◆ Records for processing
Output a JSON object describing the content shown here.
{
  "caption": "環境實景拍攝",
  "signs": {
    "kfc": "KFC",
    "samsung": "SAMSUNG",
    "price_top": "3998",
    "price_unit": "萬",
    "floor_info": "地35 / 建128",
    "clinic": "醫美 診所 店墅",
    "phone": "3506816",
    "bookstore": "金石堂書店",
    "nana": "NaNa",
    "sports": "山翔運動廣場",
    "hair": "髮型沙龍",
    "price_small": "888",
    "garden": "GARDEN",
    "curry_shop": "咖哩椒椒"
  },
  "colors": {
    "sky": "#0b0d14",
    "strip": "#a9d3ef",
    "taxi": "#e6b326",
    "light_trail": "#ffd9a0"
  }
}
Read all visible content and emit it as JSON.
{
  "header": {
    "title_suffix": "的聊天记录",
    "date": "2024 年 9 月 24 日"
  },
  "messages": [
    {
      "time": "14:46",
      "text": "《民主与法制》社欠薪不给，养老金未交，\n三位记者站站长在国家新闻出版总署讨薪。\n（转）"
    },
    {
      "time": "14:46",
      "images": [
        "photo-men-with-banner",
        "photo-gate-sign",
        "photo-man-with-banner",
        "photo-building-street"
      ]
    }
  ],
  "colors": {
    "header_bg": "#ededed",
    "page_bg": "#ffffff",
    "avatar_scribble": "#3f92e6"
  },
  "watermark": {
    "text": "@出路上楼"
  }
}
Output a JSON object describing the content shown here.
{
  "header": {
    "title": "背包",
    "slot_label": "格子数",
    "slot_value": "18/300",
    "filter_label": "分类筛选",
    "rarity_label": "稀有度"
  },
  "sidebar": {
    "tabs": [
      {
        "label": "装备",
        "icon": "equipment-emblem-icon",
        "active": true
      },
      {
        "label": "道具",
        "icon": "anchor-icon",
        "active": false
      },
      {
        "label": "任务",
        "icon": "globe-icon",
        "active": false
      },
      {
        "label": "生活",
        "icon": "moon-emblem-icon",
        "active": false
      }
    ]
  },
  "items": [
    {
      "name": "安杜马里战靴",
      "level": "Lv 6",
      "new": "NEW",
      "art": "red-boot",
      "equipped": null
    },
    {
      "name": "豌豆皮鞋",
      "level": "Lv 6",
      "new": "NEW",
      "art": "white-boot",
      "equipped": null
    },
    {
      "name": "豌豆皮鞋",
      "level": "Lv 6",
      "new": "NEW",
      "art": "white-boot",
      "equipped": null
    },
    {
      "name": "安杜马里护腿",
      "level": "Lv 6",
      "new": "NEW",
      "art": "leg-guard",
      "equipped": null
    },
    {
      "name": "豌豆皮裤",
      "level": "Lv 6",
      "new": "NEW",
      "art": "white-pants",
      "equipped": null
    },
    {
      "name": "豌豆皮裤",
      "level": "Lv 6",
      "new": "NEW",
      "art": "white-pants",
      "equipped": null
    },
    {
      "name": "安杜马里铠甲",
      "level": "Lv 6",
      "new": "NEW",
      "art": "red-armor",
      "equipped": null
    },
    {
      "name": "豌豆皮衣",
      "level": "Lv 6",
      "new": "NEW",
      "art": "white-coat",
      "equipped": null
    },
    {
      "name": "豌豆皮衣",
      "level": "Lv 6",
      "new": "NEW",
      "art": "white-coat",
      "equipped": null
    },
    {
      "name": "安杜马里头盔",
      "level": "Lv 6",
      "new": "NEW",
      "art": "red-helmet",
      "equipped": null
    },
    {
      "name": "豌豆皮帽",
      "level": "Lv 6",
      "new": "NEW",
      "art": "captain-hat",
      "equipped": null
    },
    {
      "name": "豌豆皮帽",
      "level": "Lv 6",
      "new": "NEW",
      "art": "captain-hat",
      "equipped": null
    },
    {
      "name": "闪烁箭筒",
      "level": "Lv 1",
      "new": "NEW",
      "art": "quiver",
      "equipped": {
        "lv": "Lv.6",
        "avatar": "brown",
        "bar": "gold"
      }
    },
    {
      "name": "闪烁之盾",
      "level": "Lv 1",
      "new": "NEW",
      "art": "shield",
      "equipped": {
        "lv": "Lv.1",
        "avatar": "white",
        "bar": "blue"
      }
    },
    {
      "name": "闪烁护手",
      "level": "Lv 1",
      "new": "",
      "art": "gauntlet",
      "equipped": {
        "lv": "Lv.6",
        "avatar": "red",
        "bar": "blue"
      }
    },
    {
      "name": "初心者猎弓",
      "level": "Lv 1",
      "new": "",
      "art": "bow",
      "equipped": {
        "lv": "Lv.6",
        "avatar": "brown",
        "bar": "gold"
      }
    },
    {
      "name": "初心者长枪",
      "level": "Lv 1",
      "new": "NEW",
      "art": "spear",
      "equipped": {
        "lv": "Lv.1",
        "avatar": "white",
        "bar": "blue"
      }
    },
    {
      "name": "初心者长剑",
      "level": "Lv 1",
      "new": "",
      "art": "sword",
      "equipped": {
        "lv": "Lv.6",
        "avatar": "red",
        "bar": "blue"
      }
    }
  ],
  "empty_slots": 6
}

◆ Task prompt
Determine how many lines above contain "icon" as a word or string. Give the number alone.

◆ Full output
4